→ What you need to do:
Find every line with the word "День". Copy those lines.

→ Data supplied:
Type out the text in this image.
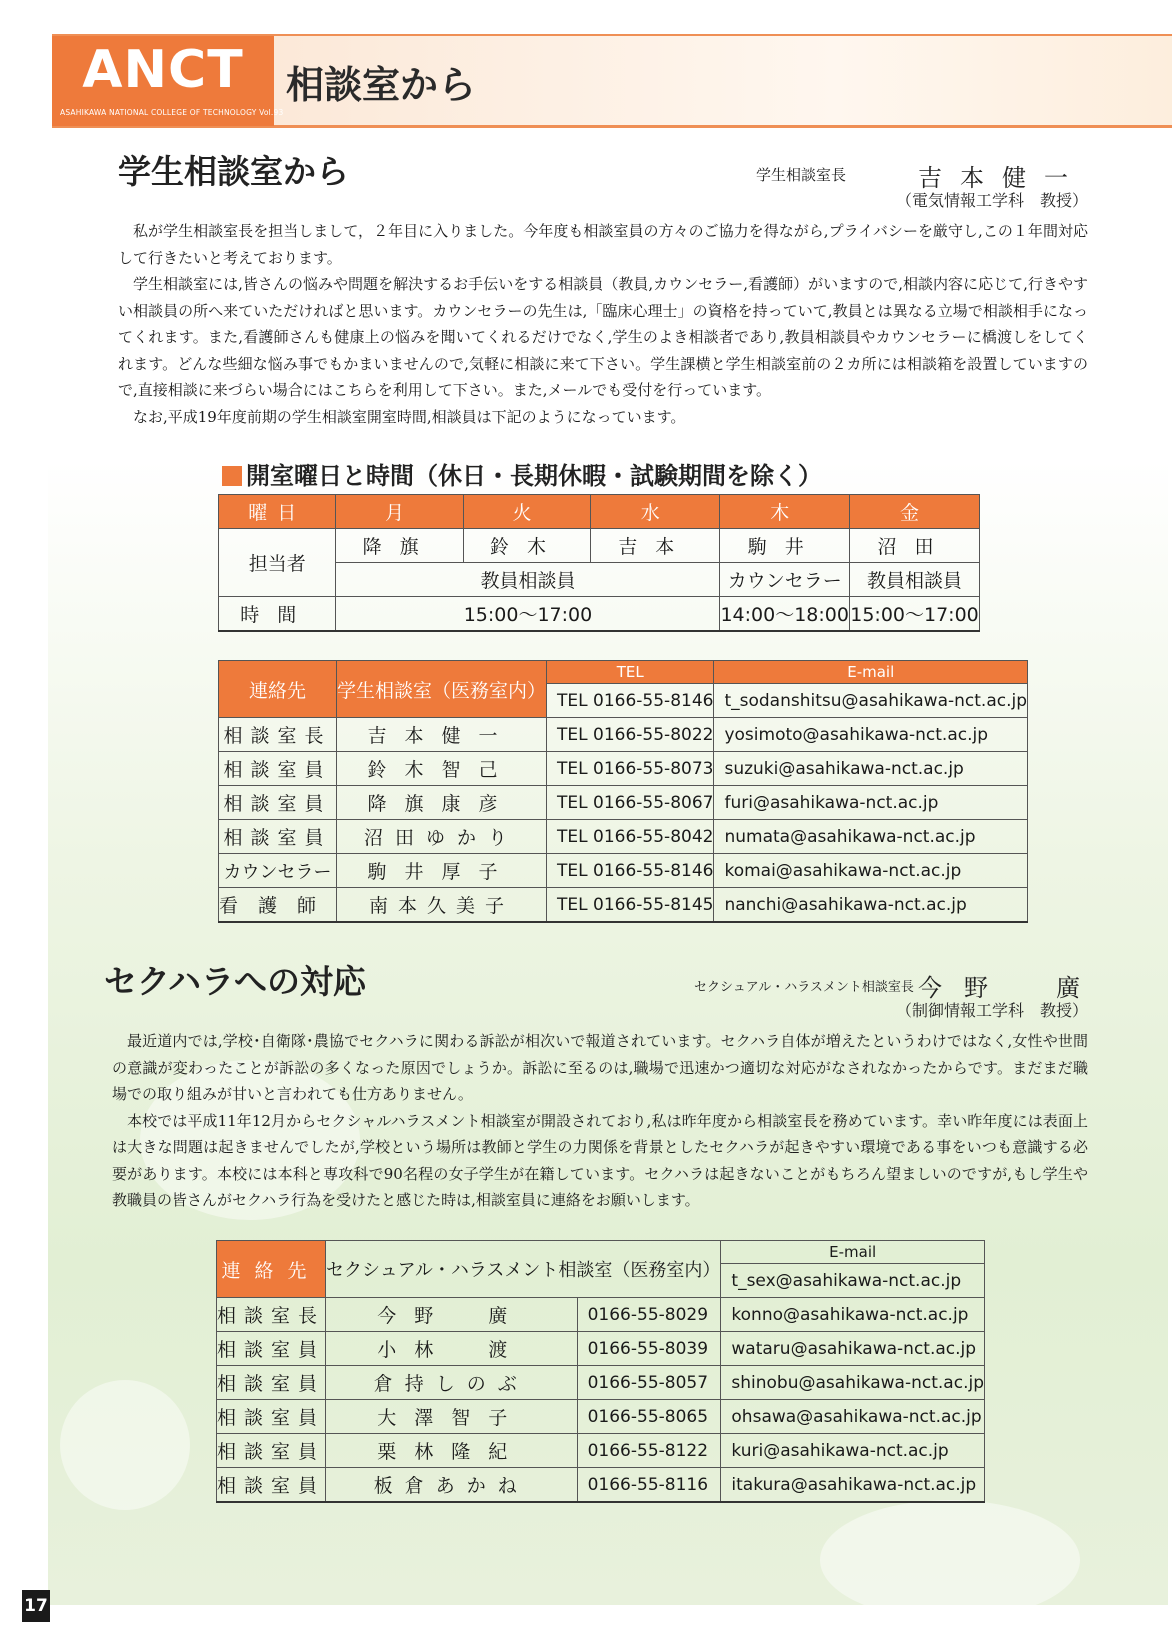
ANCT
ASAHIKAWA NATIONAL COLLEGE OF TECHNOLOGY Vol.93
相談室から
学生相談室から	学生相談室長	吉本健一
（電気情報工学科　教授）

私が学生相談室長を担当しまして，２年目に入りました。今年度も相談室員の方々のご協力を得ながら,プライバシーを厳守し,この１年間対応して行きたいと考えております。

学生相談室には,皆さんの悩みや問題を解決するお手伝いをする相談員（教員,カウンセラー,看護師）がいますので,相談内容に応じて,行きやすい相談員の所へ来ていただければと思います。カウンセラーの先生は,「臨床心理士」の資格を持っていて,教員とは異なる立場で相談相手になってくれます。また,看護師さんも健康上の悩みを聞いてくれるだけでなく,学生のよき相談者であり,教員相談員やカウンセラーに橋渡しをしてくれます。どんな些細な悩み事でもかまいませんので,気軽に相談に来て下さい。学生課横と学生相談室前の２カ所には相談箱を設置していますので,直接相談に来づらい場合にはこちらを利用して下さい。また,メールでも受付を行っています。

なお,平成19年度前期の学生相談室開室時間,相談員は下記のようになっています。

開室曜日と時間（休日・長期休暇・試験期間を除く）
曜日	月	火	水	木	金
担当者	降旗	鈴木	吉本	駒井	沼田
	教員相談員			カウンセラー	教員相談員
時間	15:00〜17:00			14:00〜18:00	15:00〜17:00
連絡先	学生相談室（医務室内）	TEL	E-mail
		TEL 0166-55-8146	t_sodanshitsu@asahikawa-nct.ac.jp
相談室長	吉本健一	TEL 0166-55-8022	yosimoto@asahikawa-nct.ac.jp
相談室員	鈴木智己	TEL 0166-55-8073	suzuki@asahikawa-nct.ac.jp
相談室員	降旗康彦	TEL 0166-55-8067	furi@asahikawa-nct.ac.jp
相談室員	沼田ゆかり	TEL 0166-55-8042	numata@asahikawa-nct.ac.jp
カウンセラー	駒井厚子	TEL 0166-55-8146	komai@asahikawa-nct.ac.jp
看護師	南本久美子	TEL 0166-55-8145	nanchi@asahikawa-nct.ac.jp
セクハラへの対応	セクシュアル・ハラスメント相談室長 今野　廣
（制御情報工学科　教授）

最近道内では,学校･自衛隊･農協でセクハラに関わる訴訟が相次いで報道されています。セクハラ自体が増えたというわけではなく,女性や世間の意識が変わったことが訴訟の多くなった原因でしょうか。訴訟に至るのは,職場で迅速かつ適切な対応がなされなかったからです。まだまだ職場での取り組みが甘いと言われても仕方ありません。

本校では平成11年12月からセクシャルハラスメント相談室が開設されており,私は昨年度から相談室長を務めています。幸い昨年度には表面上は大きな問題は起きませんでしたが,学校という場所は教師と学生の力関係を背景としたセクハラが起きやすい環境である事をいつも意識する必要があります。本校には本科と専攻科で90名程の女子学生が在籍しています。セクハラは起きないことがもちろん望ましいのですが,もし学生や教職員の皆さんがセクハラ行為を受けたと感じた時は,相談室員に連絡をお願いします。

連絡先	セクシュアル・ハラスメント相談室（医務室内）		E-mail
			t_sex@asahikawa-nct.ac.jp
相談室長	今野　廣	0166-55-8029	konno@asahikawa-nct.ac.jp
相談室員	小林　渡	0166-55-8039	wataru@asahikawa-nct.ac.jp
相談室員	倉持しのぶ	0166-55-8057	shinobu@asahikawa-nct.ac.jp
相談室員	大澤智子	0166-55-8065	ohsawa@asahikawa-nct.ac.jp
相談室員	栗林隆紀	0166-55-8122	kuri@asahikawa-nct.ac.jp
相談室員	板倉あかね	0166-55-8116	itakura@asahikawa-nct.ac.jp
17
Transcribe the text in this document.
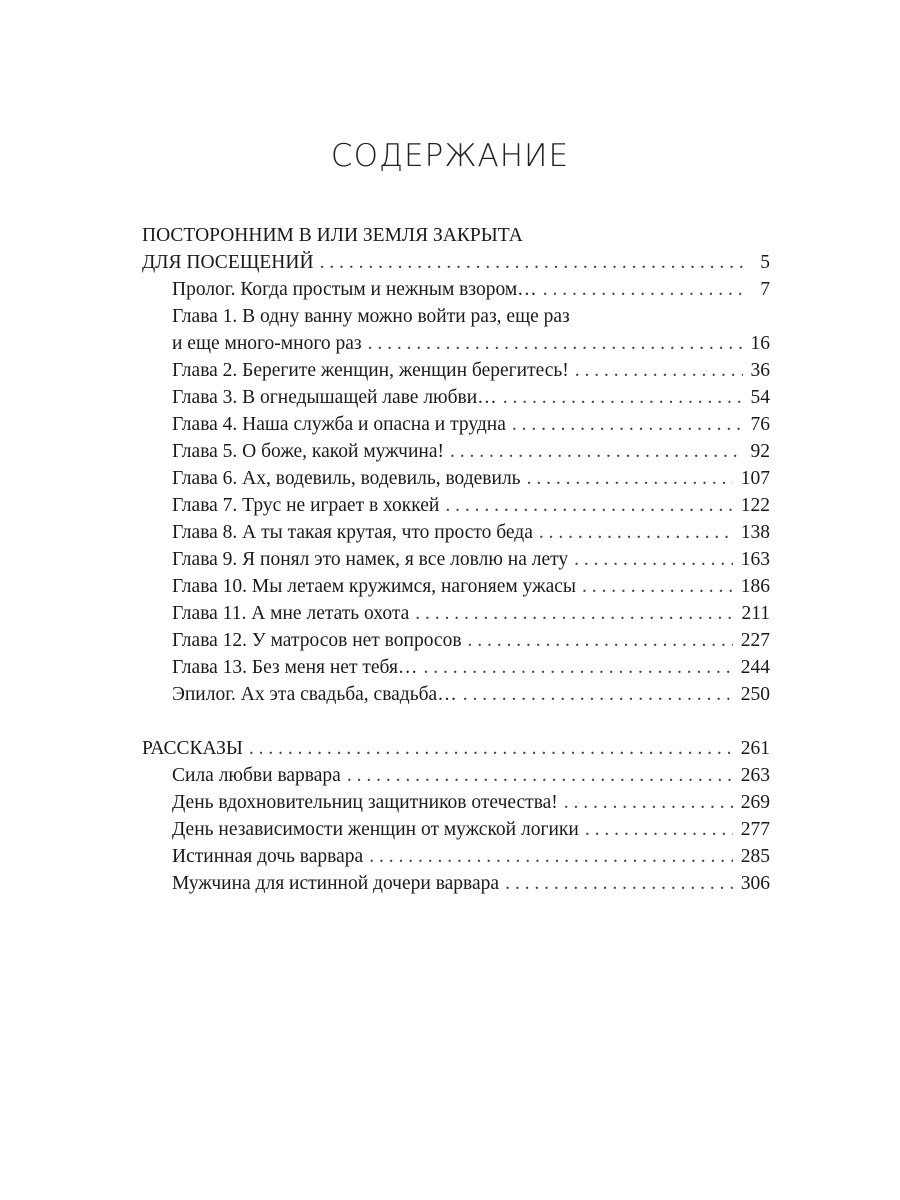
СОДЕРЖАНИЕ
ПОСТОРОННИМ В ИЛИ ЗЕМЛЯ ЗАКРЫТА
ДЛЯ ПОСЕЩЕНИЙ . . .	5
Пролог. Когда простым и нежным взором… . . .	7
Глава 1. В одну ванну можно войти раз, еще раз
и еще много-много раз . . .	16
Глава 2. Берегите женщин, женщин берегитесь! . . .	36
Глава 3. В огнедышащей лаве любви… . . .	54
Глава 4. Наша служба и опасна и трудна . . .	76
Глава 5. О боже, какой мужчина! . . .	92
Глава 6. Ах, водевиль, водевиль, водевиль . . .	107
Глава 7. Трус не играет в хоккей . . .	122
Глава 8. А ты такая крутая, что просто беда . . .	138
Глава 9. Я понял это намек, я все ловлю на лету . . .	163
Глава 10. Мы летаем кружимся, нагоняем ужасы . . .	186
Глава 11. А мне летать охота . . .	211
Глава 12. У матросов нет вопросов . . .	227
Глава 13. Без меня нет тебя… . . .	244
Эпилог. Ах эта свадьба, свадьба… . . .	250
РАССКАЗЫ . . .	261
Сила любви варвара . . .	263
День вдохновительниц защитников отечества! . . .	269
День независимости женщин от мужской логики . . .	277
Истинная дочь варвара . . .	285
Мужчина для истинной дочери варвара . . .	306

→ Final answer:
День вдохновительниц защитников отечества! . . .	269
День независимости женщин от мужской логики . . .	277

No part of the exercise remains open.